--- Begin ---

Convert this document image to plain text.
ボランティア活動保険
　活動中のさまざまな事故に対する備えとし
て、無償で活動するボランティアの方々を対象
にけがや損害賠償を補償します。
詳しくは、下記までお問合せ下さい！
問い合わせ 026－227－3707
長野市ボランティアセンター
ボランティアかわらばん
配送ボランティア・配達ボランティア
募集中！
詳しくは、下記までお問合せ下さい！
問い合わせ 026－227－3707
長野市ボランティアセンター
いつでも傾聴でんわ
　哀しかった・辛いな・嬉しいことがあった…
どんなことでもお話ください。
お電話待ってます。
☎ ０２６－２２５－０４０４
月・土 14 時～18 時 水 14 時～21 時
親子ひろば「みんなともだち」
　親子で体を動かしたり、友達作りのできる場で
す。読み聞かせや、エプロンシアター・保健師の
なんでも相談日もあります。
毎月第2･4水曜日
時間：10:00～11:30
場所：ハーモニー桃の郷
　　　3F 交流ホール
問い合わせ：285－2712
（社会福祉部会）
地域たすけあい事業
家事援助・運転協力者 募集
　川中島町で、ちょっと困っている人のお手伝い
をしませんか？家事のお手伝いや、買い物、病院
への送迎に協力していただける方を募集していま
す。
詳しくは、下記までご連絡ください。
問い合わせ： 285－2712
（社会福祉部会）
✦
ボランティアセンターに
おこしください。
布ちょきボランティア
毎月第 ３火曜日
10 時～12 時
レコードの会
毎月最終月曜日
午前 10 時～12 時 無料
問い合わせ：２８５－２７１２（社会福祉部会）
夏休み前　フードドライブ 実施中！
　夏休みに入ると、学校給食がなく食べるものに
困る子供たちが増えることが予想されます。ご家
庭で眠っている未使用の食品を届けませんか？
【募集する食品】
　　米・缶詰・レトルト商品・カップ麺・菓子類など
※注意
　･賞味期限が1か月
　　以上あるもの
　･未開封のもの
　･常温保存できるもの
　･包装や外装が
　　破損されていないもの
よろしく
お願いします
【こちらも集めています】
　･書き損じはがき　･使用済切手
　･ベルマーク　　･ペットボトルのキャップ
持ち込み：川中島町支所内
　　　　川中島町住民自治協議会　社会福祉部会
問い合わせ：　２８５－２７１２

--- End ---

• [What you will do]:
Identify the lines in the entries above that contain "問い合わせ", then copy them out.

• [Result]:
問い合わせ 026－227－3707
問い合わせ 026－227－3707
問い合わせ：285－2712
問い合わせ： 285－2712
問い合わせ：２８５－２７１２（社会福祉部会）
問い合わせ：　２８５－２７１２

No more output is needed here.